> **DESCRIPTION OF THE TASK**:
Search the data below for the string "Location". Extract every line that contains it.

> **Collection entries**:
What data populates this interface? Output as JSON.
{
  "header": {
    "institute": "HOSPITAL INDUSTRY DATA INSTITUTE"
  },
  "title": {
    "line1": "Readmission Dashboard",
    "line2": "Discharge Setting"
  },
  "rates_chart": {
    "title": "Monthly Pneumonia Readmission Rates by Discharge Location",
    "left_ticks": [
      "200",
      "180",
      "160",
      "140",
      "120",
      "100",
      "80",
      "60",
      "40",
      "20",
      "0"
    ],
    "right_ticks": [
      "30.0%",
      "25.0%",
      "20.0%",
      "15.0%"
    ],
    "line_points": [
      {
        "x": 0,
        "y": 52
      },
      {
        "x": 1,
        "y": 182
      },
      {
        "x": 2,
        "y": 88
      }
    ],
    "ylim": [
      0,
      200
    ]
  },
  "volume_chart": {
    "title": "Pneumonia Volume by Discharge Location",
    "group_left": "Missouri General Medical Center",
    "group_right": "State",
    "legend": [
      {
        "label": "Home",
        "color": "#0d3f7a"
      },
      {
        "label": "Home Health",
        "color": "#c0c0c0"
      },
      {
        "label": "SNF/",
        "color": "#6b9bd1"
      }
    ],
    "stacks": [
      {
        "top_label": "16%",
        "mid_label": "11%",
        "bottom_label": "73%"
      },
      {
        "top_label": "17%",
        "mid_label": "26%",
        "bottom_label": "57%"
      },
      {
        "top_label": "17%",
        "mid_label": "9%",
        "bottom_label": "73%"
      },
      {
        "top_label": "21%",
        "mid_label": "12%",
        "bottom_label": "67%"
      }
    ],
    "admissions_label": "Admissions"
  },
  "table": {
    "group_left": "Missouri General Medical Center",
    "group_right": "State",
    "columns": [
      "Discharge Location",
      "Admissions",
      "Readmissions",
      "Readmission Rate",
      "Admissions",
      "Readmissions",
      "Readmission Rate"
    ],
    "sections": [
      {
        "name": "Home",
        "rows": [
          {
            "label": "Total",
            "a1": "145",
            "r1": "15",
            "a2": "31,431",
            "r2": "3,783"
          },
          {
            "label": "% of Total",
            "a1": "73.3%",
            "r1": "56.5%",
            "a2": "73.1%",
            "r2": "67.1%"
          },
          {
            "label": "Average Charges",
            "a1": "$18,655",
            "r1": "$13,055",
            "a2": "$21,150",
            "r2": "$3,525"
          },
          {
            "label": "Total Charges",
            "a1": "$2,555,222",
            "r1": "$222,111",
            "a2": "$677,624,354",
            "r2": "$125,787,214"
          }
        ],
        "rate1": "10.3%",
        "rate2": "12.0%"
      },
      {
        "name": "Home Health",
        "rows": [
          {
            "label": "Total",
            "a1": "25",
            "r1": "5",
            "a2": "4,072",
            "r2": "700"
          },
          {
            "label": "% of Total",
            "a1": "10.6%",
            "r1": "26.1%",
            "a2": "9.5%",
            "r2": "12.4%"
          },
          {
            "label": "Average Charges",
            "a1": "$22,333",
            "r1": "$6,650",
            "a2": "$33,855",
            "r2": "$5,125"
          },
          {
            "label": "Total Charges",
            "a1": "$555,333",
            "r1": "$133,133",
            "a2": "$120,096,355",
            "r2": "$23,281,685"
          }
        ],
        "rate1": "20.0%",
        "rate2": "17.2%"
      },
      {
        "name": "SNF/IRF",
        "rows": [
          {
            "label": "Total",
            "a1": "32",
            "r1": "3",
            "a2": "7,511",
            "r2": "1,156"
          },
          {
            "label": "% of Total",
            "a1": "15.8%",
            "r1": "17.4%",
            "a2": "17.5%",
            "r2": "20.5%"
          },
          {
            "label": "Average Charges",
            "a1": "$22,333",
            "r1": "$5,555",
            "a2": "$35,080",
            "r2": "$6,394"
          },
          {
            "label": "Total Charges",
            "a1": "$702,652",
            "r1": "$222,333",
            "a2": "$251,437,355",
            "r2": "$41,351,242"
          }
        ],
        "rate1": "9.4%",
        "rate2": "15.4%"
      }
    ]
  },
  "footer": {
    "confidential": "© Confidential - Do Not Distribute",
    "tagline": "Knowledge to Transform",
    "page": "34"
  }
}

> **RESPONSE**:
    "title": "Monthly Pneumonia Readmission Rates by Discharge Location",
    "title": "Pneumonia Volume by Discharge Location",
      "Discharge Location",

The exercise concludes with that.